▶ _Exercise brief_: For each line that holds "Mortality", copy the line out.

=== Records for processing ===

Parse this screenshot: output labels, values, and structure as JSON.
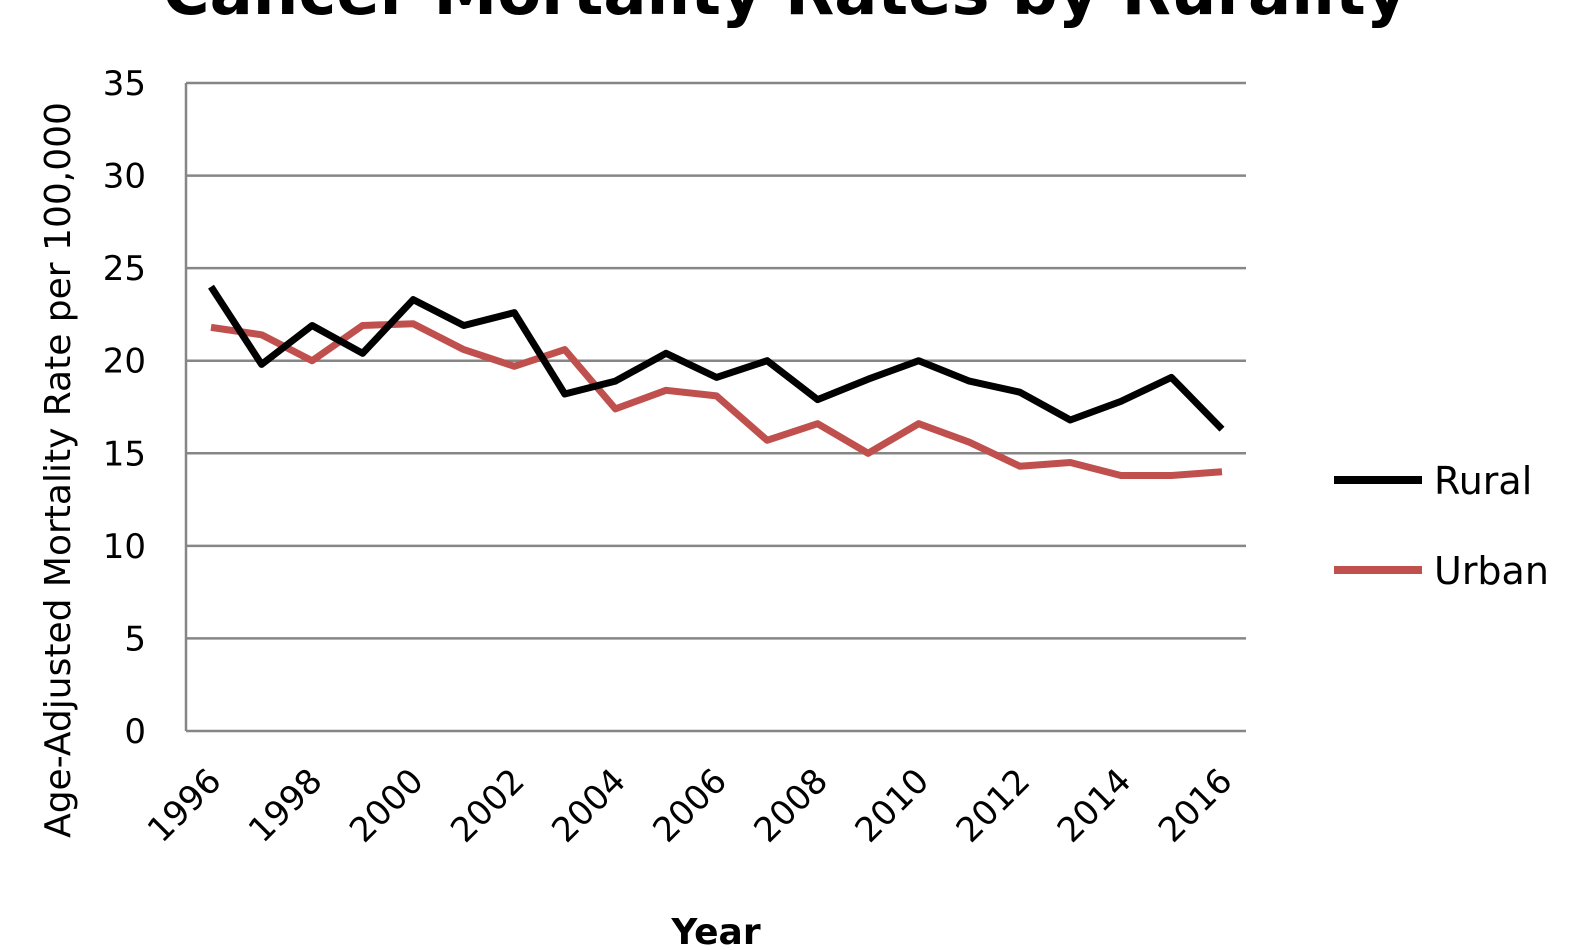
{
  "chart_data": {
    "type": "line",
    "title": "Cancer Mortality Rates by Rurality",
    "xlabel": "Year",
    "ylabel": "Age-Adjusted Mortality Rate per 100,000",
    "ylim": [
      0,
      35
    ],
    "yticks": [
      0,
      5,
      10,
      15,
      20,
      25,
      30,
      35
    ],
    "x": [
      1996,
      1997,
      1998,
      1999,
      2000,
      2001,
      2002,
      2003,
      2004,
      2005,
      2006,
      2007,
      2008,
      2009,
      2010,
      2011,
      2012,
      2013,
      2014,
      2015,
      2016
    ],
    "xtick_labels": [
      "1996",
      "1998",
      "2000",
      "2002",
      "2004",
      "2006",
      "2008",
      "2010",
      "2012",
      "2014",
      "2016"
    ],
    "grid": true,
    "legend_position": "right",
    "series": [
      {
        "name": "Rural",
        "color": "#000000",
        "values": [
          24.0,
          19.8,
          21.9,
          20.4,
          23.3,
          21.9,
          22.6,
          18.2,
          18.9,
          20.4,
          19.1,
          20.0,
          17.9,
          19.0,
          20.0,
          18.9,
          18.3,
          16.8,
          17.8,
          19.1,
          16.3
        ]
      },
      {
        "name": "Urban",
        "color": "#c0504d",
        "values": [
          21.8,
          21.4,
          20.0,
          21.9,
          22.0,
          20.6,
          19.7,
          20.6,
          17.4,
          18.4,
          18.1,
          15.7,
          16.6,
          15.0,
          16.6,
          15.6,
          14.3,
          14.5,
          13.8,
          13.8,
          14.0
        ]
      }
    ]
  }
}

===

▶ _Solution for this task_:
    "title": "Cancer Mortality Rates by Rurality",
    "ylabel": "Age-Adjusted Mortality Rate per 100,000",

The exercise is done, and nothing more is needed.